# EXERCISE DESCRIPTION
Can you find the lines of the listing that include "一块铁完全生锈后" and copy every one?

# RAW DATA
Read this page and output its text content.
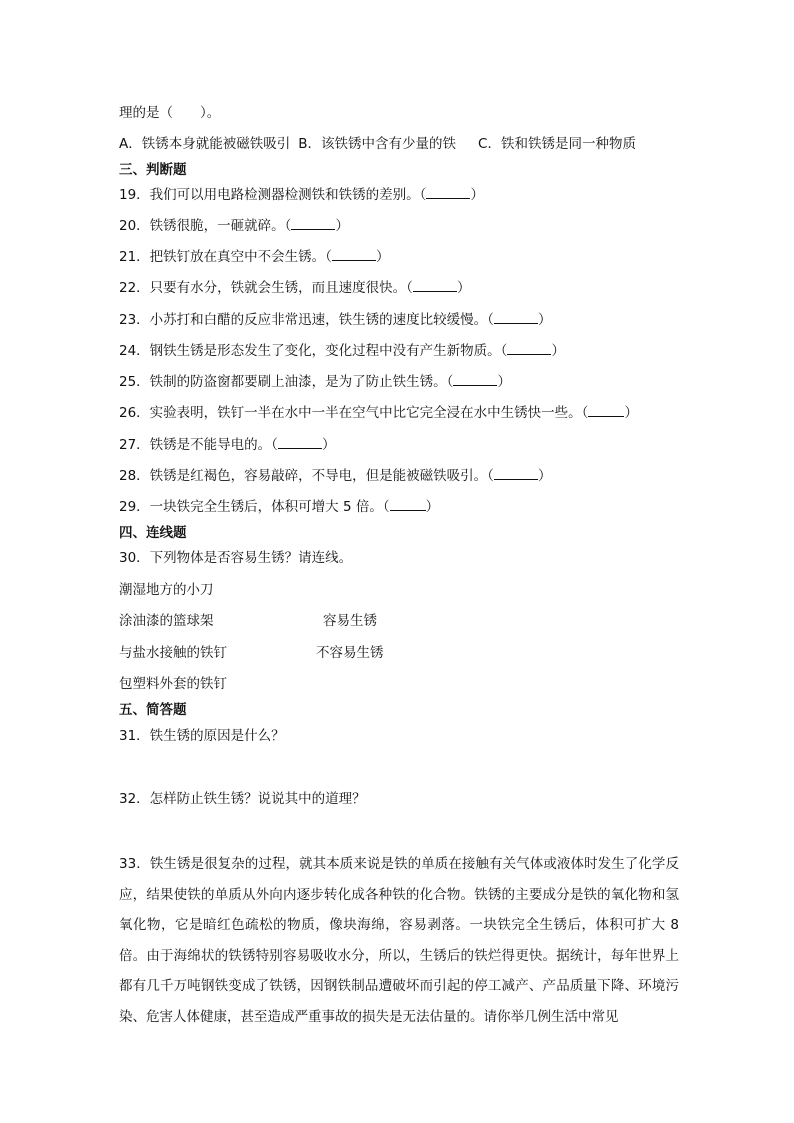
理的是（　　）。
A．铁锈本身就能被磁铁吸引 B．该铁锈中含有少量的铁 C．铁和铁锈是同一种物质
三、判断题
19．我们可以用电路检测器检测铁和铁锈的差别。（	）
20．铁锈很脆，一砸就碎。（	）
21．把铁钉放在真空中不会生锈。（	）
22．只要有水分，铁就会生锈，而且速度很快。（	）
23．小苏打和白醋的反应非常迅速，铁生锈的速度比较缓慢。（	）
24．钢铁生锈是形态发生了变化，变化过程中没有产生新物质。（	）
25．铁制的防盗窗都要刷上油漆，是为了防止铁生锈。（	）
26．实验表明，铁钉一半在水中一半在空气中比它完全浸在水中生锈快一些。（	）
27．铁锈是不能导电的。（	）
28．铁锈是红褐色，容易敲碎，不导电，但是能被磁铁吸引。（	）
29．一块铁完全生锈后，体积可增大 5 倍。（	）
四、连线题
30．下列物体是否容易生锈？请连线。
潮湿地方的小刀
涂油漆的篮球架	容易生锈
与盐水接触的铁钉	不容易生锈
包塑料外套的铁钉
五、简答题
31．铁生锈的原因是什么？
32．怎样防止铁生锈？说说其中的道理？
33．铁生锈是很复杂的过程，就其本质来说是铁的单质在接触有关气体或液体时发生了化学反应，结果使铁的单质从外向内逐步转化成各种铁的化合物。铁锈的主要成分是铁的氧化物和氢氧化物，它是暗红色疏松的物质，像块海绵，容易剥落。一块铁完全生锈后，体积可扩大 8 倍。由于海绵状的铁锈特别容易吸收水分，所以，生锈后的铁烂得更快。据统计，每年世界上都有几千万吨钢铁变成了铁锈，因钢铁制品遭破坏而引起的停工减产、产品质量下降、环境污染、危害人体健康，甚至造成严重事故的损失是无法估量的。请你举几例生活中常见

# COMPLETE OUTPUT
29．一块铁完全生锈后，体积可增大 5 倍。（	）
33．铁生锈是很复杂的过程，就其本质来说是铁的单质在接触有关气体或液体时发生了化学反应，结果使铁的单质从外向内逐步转化成各种铁的化合物。铁锈的主要成分是铁的氧化物和氢氧化物，它是暗红色疏松的物质，像块海绵，容易剥落。一块铁完全生锈后，体积可扩大 8 倍。由于海绵状的铁锈特别容易吸收水分，所以，生锈后的铁烂得更快。据统计，每年世界上都有几千万吨钢铁变成了铁锈，因钢铁制品遭破坏而引起的停工减产、产品质量下降、环境污染、危害人体健康，甚至造成严重事故的损失是无法估量的。请你举几例生活中常见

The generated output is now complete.